SET TASK = Extract all lines that hold the string "förare".

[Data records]

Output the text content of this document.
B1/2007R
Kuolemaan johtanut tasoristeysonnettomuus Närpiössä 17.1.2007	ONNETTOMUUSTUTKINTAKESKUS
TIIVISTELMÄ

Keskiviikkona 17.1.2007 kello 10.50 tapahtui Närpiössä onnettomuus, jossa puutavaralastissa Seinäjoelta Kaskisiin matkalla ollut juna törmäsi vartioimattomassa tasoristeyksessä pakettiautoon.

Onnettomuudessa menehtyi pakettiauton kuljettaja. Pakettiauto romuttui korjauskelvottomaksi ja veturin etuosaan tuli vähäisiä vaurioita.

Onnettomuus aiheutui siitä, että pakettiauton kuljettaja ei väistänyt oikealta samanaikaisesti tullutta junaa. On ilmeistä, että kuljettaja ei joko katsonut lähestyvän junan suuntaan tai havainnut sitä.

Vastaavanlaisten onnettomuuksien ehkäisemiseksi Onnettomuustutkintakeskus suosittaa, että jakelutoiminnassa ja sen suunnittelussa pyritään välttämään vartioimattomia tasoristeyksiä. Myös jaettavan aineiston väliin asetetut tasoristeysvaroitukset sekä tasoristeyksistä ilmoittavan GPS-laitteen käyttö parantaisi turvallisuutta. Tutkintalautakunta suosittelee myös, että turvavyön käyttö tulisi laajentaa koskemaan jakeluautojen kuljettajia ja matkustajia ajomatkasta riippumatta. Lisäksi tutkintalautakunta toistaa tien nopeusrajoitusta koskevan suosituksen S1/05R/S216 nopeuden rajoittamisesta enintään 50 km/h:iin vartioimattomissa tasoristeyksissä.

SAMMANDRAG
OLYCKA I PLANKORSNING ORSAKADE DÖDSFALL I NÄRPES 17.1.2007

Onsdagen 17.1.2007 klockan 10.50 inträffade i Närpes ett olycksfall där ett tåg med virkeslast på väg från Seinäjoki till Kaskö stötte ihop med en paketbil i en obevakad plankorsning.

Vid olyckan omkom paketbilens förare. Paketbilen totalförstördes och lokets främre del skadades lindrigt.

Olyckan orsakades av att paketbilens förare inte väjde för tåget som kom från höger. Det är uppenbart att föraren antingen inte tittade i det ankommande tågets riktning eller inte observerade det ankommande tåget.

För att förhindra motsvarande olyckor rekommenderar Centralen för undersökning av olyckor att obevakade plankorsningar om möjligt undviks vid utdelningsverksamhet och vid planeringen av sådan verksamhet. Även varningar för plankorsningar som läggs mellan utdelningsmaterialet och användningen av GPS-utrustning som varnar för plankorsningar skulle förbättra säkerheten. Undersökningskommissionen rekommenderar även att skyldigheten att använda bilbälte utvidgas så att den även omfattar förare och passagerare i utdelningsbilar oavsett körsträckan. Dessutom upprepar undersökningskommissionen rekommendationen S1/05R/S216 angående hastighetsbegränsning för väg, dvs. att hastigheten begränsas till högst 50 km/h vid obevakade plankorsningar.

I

FULL OUTPUT =
Vid olyckan omkom paketbilens förare. Paketbilen totalförstördes och lokets främre del skadades lindrigt.
Olyckan orsakades av att paketbilens förare inte väjde för tåget som kom från höger. Det är uppenbart att föraren antingen inte tittade i det ankommande tågets riktning eller inte observerade det ankommande tåget.
För att förhindra motsvarande olyckor rekommenderar Centralen för undersökning av olyckor att obevakade plankorsningar om möjligt undviks vid utdelningsverksamhet och vid planeringen av sådan verksamhet. Även varningar för plankorsningar som läggs mellan utdelningsmaterialet och användningen av GPS-utrustning som varnar för plankorsningar skulle förbättra säkerheten. Undersökningskommissionen rekommenderar även att skyldigheten att använda bilbälte utvidgas så att den även omfattar förare och passagerare i utdelningsbilar oavsett körsträckan. Dessutom upprepar undersökningskommissionen rekommendationen S1/05R/S216 angående hastighetsbegränsning för väg, dvs. att hastigheten begränsas till högst 50 km/h vid obevakade plankorsningar.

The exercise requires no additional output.